Text shown -
══════════════════════════════
-
Notifications
You must be signed in to change notification settings - Fork 18.5k
Description
Go 1.8 is adding net.Buffers, with Read and WriteTo methods. These both move data from the buffers to a target, either a []byte (for Read) or a Writer (for WriteTo). The implementation of WriteTo on one of the package net-implemented net.Conns uses writev. So far so good.
What about readv? What is that going to look like? I ask because it might influence some of the finer details of Buffers. For example, if we can't support readv with the same data structure, we may want to call it WriteBuffers and have a separate ReadBuffers. I do think we can support readv, but we should make sure.
For example you could imagine that readv works by setting up a Buffers with space in the []bytes between len and cap, like:
b := Buffers{make([]byte, 0, 16), make([]byte, 0, 1024)}
to read the first 16 bytes into the first slice and the next 1k into the second, for both b.Write(data) and b.ReadFrom(conn). In order to allow repeating the reads until you get all the data you want, you would need to define that Write and ReadFrom (unlike Read and WriteTo) do not remove full slices from Buffers: they just top off what's available. Probably only top off the final non-empty buffer. That is, if you have
b := Buffers{make([]byte, 4, 10), make([]byte, 15, 20), make([]byte, 0, 1024)}
and you read 5 bytes, where do they go? It seems wrong for them to go into the first slice, since that would stick them in the middle of the 4+15 bytes already semantically in the buffer. So probably they go into the middle slice, which has 5 (20-15) spare bytes of capacity. This implies that Write/ReadFrom needs to scan backward from the end to find the first non-empty buffer.
══════════════════════════════
Source data -
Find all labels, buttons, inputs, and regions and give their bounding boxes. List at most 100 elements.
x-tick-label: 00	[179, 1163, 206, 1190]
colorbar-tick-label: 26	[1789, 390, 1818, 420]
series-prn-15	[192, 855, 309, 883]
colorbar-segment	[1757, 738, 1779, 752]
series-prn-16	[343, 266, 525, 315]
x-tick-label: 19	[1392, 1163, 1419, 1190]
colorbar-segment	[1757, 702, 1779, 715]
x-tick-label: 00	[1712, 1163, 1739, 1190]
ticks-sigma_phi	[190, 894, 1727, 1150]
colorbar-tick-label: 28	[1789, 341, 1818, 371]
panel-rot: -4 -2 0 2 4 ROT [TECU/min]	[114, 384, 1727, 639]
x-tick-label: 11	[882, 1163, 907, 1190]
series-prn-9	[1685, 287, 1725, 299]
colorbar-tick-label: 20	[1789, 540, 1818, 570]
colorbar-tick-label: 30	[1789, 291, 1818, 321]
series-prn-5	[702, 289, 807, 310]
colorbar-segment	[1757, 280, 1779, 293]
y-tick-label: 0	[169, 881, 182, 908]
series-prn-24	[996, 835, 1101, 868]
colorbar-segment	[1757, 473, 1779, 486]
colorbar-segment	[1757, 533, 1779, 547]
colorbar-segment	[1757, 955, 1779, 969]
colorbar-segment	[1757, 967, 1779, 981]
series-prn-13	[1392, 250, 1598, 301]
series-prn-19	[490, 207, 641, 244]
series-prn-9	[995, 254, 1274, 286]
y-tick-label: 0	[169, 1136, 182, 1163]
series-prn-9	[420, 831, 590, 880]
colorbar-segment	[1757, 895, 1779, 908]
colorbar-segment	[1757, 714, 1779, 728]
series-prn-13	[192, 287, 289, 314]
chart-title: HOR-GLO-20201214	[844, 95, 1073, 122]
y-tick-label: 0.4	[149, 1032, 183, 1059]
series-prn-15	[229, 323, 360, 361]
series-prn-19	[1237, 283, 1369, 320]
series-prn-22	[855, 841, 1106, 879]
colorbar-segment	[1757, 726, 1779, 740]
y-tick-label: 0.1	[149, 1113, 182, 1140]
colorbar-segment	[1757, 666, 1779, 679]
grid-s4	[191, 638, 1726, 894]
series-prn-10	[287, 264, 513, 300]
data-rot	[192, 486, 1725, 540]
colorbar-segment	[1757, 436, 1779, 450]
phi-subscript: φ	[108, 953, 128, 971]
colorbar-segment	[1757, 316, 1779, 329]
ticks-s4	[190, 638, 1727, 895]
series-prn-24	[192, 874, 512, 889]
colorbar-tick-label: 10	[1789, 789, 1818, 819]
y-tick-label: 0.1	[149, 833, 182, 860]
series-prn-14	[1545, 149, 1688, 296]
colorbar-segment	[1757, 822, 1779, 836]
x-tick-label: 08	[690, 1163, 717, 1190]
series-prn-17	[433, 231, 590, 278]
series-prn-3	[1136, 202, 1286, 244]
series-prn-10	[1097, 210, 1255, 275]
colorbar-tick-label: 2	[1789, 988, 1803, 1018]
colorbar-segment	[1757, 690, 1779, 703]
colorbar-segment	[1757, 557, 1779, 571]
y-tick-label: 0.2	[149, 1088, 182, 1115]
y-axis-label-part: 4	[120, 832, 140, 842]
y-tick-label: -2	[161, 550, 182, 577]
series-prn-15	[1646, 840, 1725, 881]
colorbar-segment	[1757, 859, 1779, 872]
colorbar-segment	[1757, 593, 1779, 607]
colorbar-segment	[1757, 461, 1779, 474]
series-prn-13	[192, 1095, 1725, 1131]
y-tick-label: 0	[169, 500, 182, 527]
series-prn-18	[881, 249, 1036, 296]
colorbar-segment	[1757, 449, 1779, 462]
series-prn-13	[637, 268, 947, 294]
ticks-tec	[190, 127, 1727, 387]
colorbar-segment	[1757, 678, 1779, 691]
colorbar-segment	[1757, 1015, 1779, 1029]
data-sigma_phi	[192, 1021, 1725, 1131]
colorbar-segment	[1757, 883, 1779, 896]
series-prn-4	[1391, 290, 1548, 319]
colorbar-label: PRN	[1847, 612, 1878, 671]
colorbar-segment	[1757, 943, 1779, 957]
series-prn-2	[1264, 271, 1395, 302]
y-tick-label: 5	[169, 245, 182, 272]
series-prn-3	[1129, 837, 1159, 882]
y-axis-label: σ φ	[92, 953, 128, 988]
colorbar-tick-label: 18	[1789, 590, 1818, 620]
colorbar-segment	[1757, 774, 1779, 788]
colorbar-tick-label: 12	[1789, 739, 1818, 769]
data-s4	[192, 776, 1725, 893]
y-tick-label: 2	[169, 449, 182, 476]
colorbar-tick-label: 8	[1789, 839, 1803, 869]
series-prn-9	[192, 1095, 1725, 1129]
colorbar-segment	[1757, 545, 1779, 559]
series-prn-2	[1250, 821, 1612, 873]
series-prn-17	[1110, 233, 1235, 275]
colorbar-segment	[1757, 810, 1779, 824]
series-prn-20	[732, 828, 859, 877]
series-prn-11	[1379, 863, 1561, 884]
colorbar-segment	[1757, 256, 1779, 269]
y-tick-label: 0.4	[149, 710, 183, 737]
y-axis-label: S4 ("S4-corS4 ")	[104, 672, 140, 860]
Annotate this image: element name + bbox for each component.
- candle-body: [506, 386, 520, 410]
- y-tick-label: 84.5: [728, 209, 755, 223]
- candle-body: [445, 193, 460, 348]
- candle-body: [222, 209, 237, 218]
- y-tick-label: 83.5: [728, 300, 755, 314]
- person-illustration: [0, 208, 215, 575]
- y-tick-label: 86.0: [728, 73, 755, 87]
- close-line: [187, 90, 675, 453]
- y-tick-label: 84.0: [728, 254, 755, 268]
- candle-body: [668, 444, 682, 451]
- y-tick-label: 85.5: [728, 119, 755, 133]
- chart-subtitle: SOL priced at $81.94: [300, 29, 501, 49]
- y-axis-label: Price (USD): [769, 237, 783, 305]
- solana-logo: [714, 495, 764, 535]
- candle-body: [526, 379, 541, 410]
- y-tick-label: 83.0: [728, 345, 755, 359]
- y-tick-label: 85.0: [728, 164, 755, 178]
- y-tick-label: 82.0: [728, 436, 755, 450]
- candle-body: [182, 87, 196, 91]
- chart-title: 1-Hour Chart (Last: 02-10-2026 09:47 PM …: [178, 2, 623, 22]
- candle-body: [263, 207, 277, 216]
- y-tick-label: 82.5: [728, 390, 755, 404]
══════════════════════════════
In the description about net.Buffers and readv, why should 5 bytes read into the second example Buffers go into the middle slice rather than the first? Answer in one to three sentences.

Putting them in the first slice would place them in the middle of the 4+15 bytes already semantically in the buffer. The middle slice has 5 (20-15) spare bytes of capacity, so the bytes top off the final non-empty buffer.